**Challenge**
Make an exact copy of the entries below.

**Record list**
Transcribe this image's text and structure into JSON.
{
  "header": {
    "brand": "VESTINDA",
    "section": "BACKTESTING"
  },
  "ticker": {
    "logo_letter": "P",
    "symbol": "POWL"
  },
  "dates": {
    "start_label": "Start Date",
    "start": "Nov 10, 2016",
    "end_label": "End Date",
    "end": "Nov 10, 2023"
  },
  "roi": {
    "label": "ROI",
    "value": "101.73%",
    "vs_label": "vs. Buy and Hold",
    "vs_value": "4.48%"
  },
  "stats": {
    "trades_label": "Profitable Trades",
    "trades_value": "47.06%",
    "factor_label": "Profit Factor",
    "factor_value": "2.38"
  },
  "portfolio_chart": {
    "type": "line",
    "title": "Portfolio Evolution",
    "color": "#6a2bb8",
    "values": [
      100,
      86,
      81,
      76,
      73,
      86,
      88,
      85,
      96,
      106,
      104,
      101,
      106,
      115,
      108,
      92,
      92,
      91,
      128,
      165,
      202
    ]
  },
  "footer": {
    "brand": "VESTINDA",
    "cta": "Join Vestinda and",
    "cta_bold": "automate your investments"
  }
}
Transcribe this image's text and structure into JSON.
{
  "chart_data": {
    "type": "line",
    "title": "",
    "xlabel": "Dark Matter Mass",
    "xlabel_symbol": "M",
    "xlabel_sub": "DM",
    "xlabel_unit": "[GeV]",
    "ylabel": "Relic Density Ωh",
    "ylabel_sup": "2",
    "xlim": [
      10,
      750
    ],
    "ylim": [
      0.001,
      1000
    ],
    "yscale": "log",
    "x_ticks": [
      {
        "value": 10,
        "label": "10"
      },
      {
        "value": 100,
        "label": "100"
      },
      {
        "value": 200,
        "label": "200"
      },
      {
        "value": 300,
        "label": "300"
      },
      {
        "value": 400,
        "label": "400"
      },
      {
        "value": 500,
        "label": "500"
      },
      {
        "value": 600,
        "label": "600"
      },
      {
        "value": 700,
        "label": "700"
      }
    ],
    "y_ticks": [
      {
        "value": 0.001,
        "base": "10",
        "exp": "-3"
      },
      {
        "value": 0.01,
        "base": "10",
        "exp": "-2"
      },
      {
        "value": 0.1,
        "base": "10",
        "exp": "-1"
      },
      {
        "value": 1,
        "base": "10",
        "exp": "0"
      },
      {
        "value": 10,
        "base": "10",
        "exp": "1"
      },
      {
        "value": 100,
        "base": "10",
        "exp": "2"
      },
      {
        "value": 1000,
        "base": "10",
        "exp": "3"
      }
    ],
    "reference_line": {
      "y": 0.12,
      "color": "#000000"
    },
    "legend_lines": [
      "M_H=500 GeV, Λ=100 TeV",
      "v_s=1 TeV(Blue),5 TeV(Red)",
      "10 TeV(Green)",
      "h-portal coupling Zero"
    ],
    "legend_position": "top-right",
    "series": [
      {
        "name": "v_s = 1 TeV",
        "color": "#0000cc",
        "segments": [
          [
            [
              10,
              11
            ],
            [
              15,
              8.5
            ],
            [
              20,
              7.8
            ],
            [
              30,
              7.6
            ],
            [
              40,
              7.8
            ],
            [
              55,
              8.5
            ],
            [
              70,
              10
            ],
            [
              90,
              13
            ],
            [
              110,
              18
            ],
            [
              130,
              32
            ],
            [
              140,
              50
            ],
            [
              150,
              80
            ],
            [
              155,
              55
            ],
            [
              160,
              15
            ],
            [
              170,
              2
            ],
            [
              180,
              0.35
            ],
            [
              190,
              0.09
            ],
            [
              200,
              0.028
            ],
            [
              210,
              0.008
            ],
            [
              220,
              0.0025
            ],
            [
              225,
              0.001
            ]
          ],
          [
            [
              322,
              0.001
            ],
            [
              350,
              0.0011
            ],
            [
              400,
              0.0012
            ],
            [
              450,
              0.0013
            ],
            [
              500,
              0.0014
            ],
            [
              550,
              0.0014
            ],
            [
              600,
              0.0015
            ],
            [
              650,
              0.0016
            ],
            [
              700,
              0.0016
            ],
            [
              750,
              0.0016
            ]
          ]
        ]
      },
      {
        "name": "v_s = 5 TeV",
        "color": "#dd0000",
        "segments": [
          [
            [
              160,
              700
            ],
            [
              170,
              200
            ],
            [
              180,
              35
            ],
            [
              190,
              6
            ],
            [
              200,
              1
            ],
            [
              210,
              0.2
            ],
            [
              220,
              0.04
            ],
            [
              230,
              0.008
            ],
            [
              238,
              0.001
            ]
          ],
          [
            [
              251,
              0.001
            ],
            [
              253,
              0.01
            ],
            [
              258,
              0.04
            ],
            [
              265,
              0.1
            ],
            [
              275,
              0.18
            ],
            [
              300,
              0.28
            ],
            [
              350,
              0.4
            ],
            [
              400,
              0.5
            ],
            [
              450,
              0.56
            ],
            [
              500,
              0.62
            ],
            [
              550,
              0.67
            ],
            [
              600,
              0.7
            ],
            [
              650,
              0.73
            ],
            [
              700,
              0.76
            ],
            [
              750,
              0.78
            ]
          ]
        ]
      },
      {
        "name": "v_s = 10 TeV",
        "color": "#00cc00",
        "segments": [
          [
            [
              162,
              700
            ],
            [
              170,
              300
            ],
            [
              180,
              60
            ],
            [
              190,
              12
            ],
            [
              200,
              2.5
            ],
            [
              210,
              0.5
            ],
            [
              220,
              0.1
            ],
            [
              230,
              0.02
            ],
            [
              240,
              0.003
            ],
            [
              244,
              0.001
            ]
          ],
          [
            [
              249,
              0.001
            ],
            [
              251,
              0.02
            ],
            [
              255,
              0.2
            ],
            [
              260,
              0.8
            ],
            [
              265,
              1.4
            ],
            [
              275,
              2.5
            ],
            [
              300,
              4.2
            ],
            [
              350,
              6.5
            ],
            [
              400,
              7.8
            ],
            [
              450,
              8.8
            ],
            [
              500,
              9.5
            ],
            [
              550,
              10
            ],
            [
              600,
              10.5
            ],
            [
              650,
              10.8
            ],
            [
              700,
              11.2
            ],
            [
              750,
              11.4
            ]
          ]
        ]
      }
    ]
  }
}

**Reply**
Transcribe this image's text and structure into JSON.
{
  "header": {
    "brand": "VESTINDA",
    "section": "BACKTESTING"
  },
  "ticker": {
    "logo_letter": "P",
    "symbol": "POWL"
  },
  "dates": {
    "start_label": "Start Date",
    "start": "Nov 10, 2016",
    "end_label": "End Date",
    "end": "Nov 10, 2023"
  },
  "roi": {
    "label": "ROI",
    "value": "101.73%",
    "vs_label": "vs. Buy and Hold",
    "vs_value": "4.48%"
  },
  "stats": {
    "trades_label": "Profitable Trades",
    "trades_value": "47.06%",
    "factor_label": "Profit Factor",
    "factor_value": "2.38"
  },
  "portfolio_chart": {
    "type": "line",
    "title": "Portfolio Evolution",
    "color": "#6a2bb8",
    "values": [
      100,
      86,
      81,
      76,
      73,
      86,
      88,
      85,
      96,
      106,
      104,
      101,
      106,
      115,
      108,
      92,
      92,
      91,
      128,
      165,
      202
    ]
  },
  "footer": {
    "brand": "VESTINDA",
    "cta": "Join Vestinda and",
    "cta_bold": "automate your investments"
  }
}
Transcribe this image's text and structure into JSON.
{
  "chart_data": {
    "type": "line",
    "title": "",
    "xlabel": "Dark Matter Mass",
    "xlabel_symbol": "M",
    "xlabel_sub": "DM",
    "xlabel_unit": "[GeV]",
    "ylabel": "Relic Density Ωh",
    "ylabel_sup": "2",
    "xlim": [
      10,
      750
    ],
    "ylim": [
      0.001,
      1000
    ],
    "yscale": "log",
    "x_ticks": [
      {
        "value": 10,
        "label": "10"
      },
      {
        "value": 100,
        "label": "100"
      },
      {
        "value": 200,
        "label": "200"
      },
      {
        "value": 300,
        "label": "300"
      },
      {
        "value": 400,
        "label": "400"
      },
      {
        "value": 500,
        "label": "500"
      },
      {
        "value": 600,
        "label": "600"
      },
      {
        "value": 700,
        "label": "700"
      }
    ],
    "y_ticks": [
      {
        "value": 0.001,
        "base": "10",
        "exp": "-3"
      },
      {
        "value": 0.01,
        "base": "10",
        "exp": "-2"
      },
      {
        "value": 0.1,
        "base": "10",
        "exp": "-1"
      },
      {
        "value": 1,
        "base": "10",
        "exp": "0"
      },
      {
        "value": 10,
        "base": "10",
        "exp": "1"
      },
      {
        "value": 100,
        "base": "10",
        "exp": "2"
      },
      {
        "value": 1000,
        "base": "10",
        "exp": "3"
      }
    ],
    "reference_line": {
      "y": 0.12,
      "color": "#000000"
    },
    "legend_lines": [
      "M_H=500 GeV, Λ=100 TeV",
      "v_s=1 TeV(Blue),5 TeV(Red)",
      "10 TeV(Green)",
      "h-portal coupling Zero"
    ],
    "legend_position": "top-right",
    "series": [
      {
        "name": "v_s = 1 TeV",
        "color": "#0000cc",
        "segments": [
          [
            [
              10,
              11
            ],
            [
              15,
              8.5
            ],
            [
              20,
              7.8
            ],
            [
              30,
              7.6
            ],
            [
              40,
              7.8
            ],
            [
              55,
              8.5
            ],
            [
              70,
              10
            ],
            [
              90,
              13
            ],
            [
              110,
              18
            ],
            [
              130,
              32
            ],
            [
              140,
              50
            ],
            [
              150,
              80
            ],
            [
              155,
              55
            ],
            [
              160,
              15
            ],
            [
              170,
              2
            ],
            [
              180,
              0.35
            ],
            [
              190,
              0.09
            ],
            [
              200,
              0.028
            ],
            [
              210,
              0.008
            ],
            [
              220,
              0.0025
            ],
            [
              225,
              0.001
            ]
          ],
          [
            [
              322,
              0.001
            ],
            [
              350,
              0.0011
            ],
            [
              400,
              0.0012
            ],
            [
              450,
              0.0013
            ],
            [
              500,
              0.0014
            ],
            [
              550,
              0.0014
            ],
            [
              600,
              0.0015
            ],
            [
              650,
              0.0016
            ],
            [
              700,
              0.0016
            ],
            [
              750,
              0.0016
            ]
          ]
        ]
      },
      {
        "name": "v_s = 5 TeV",
        "color": "#dd0000",
        "segments": [
          [
            [
              160,
              700
            ],
            [
              170,
              200
            ],
            [
              180,
              35
            ],
            [
              190,
              6
            ],
            [
              200,
              1
            ],
            [
              210,
              0.2
            ],
            [
              220,
              0.04
            ],
            [
              230,
              0.008
            ],
            [
              238,
              0.001
            ]
          ],
          [
            [
              251,
              0.001
            ],
            [
              253,
              0.01
            ],
            [
              258,
              0.04
            ],
            [
              265,
              0.1
            ],
            [
              275,
              0.18
            ],
            [
              300,
              0.28
            ],
            [
              350,
              0.4
            ],
            [
              400,
              0.5
            ],
            [
              450,
              0.56
            ],
            [
              500,
              0.62
            ],
            [
              550,
              0.67
            ],
            [
              600,
              0.7
            ],
            [
              650,
              0.73
            ],
            [
              700,
              0.76
            ],
            [
              750,
              0.78
            ]
          ]
        ]
      },
      {
        "name": "v_s = 10 TeV",
        "color": "#00cc00",
        "segments": [
          [
            [
              162,
              700
            ],
            [
              170,
              300
            ],
            [
              180,
              60
            ],
            [
              190,
              12
            ],
            [
              200,
              2.5
            ],
            [
              210,
              0.5
            ],
            [
              220,
              0.1
            ],
            [
              230,
              0.02
            ],
            [
              240,
              0.003
            ],
            [
              244,
              0.001
            ]
          ],
          [
            [
              249,
              0.001
            ],
            [
              251,
              0.02
            ],
            [
              255,
              0.2
            ],
            [
              260,
              0.8
            ],
            [
              265,
              1.4
            ],
            [
              275,
              2.5
            ],
            [
              300,
              4.2
            ],
            [
              350,
              6.5
            ],
            [
              400,
              7.8
            ],
            [
              450,
              8.8
            ],
            [
              500,
              9.5
            ],
            [
              550,
              10
            ],
            [
              600,
              10.5
            ],
            [
              650,
              10.8
            ],
            [
              700,
              11.2
            ],
            [
              750,
              11.4
            ]
          ]
        ]
      }
    ]
  }
}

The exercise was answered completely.